Dataset items:
******
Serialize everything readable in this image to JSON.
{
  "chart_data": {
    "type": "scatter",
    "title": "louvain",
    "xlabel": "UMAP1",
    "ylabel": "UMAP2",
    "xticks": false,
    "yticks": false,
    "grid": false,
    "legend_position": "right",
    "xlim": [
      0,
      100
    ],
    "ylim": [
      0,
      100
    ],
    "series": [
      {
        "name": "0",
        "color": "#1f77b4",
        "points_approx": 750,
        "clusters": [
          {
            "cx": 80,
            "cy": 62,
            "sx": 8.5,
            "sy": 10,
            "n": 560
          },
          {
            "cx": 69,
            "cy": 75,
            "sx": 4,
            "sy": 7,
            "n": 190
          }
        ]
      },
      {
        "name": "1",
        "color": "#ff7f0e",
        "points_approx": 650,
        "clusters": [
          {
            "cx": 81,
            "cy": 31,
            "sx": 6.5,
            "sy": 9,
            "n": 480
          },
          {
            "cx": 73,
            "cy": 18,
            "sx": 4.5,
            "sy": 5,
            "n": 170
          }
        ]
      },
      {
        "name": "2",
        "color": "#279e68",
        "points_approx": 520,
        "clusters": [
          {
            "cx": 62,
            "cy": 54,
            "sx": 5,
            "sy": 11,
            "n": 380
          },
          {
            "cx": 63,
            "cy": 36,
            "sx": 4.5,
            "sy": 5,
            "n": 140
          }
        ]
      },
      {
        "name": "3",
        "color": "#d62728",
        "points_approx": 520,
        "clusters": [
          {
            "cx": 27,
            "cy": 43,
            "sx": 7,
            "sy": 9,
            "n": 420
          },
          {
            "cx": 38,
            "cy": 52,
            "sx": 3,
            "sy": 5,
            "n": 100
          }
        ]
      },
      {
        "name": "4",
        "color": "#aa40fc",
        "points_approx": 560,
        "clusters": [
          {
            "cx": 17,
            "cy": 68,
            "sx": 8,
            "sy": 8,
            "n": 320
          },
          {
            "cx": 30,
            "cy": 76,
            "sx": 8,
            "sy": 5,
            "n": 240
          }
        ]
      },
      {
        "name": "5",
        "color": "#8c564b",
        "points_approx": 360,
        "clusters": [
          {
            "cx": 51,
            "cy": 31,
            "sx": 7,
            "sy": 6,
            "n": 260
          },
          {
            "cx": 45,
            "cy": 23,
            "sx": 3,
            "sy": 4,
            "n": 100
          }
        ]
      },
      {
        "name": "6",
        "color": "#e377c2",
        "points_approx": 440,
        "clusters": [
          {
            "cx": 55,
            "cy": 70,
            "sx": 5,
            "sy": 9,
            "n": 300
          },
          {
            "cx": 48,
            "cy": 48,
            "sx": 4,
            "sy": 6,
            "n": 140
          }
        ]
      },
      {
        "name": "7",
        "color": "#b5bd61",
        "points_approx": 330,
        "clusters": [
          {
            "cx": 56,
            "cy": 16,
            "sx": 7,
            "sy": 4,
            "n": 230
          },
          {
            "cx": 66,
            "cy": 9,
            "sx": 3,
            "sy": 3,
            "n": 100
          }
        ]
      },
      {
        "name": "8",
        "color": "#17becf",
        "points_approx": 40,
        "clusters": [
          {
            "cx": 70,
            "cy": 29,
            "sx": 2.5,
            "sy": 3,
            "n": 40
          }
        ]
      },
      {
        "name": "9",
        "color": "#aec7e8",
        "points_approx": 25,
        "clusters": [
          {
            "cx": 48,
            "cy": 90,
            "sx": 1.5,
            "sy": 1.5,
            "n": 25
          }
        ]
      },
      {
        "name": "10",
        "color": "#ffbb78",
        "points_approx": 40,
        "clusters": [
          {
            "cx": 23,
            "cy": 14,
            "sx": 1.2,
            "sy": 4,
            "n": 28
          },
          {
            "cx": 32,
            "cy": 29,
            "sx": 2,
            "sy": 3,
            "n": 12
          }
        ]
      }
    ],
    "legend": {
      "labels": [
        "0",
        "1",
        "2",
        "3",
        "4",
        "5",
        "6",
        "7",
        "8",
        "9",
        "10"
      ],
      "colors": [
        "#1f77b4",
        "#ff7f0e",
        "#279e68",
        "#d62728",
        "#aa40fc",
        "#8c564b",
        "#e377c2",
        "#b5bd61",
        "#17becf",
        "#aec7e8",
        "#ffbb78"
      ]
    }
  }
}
******
# STATED GOAL
The whole listing above needs to be written out again exactly.

# RIGHT ANSWER
Serialize everything readable in this image to JSON.
{
  "chart_data": {
    "type": "scatter",
    "title": "louvain",
    "xlabel": "UMAP1",
    "ylabel": "UMAP2",
    "xticks": false,
    "yticks": false,
    "grid": false,
    "legend_position": "right",
    "xlim": [
      0,
      100
    ],
    "ylim": [
      0,
      100
    ],
    "series": [
      {
        "name": "0",
        "color": "#1f77b4",
        "points_approx": 750,
        "clusters": [
          {
            "cx": 80,
            "cy": 62,
            "sx": 8.5,
            "sy": 10,
            "n": 560
          },
          {
            "cx": 69,
            "cy": 75,
            "sx": 4,
            "sy": 7,
            "n": 190
          }
        ]
      },
      {
        "name": "1",
        "color": "#ff7f0e",
        "points_approx": 650,
        "clusters": [
          {
            "cx": 81,
            "cy": 31,
            "sx": 6.5,
            "sy": 9,
            "n": 480
          },
          {
            "cx": 73,
            "cy": 18,
            "sx": 4.5,
            "sy": 5,
            "n": 170
          }
        ]
      },
      {
        "name": "2",
        "color": "#279e68",
        "points_approx": 520,
        "clusters": [
          {
            "cx": 62,
            "cy": 54,
            "sx": 5,
            "sy": 11,
            "n": 380
          },
          {
            "cx": 63,
            "cy": 36,
            "sx": 4.5,
            "sy": 5,
            "n": 140
          }
        ]
      },
      {
        "name": "3",
        "color": "#d62728",
        "points_approx": 520,
        "clusters": [
          {
            "cx": 27,
            "cy": 43,
            "sx": 7,
            "sy": 9,
            "n": 420
          },
          {
            "cx": 38,
            "cy": 52,
            "sx": 3,
            "sy": 5,
            "n": 100
          }
        ]
      },
      {
        "name": "4",
        "color": "#aa40fc",
        "points_approx": 560,
        "clusters": [
          {
            "cx": 17,
            "cy": 68,
            "sx": 8,
            "sy": 8,
            "n": 320
          },
          {
            "cx": 30,
            "cy": 76,
            "sx": 8,
            "sy": 5,
            "n": 240
          }
        ]
      },
      {
        "name": "5",
        "color": "#8c564b",
        "points_approx": 360,
        "clusters": [
          {
            "cx": 51,
            "cy": 31,
            "sx": 7,
            "sy": 6,
            "n": 260
          },
          {
            "cx": 45,
            "cy": 23,
            "sx": 3,
            "sy": 4,
            "n": 100
          }
        ]
      },
      {
        "name": "6",
        "color": "#e377c2",
        "points_approx": 440,
        "clusters": [
          {
            "cx": 55,
            "cy": 70,
            "sx": 5,
            "sy": 9,
            "n": 300
          },
          {
            "cx": 48,
            "cy": 48,
            "sx": 4,
            "sy": 6,
            "n": 140
          }
        ]
      },
      {
        "name": "7",
        "color": "#b5bd61",
        "points_approx": 330,
        "clusters": [
          {
            "cx": 56,
            "cy": 16,
            "sx": 7,
            "sy": 4,
            "n": 230
          },
          {
            "cx": 66,
            "cy": 9,
            "sx": 3,
            "sy": 3,
            "n": 100
          }
        ]
      },
      {
        "name": "8",
        "color": "#17becf",
        "points_approx": 40,
        "clusters": [
          {
            "cx": 70,
            "cy": 29,
            "sx": 2.5,
            "sy": 3,
            "n": 40
          }
        ]
      },
      {
        "name": "9",
        "color": "#aec7e8",
        "points_approx": 25,
        "clusters": [
          {
            "cx": 48,
            "cy": 90,
            "sx": 1.5,
            "sy": 1.5,
            "n": 25
          }
        ]
      },
      {
        "name": "10",
        "color": "#ffbb78",
        "points_approx": 40,
        "clusters": [
          {
            "cx": 23,
            "cy": 14,
            "sx": 1.2,
            "sy": 4,
            "n": 28
          },
          {
            "cx": 32,
            "cy": 29,
            "sx": 2,
            "sy": 3,
            "n": 12
          }
        ]
      }
    ],
    "legend": {
      "labels": [
        "0",
        "1",
        "2",
        "3",
        "4",
        "5",
        "6",
        "7",
        "8",
        "9",
        "10"
      ],
      "colors": [
        "#1f77b4",
        "#ff7f0e",
        "#279e68",
        "#d62728",
        "#aa40fc",
        "#8c564b",
        "#e377c2",
        "#b5bd61",
        "#17becf",
        "#aec7e8",
        "#ffbb78"
      ]
    }
  }
}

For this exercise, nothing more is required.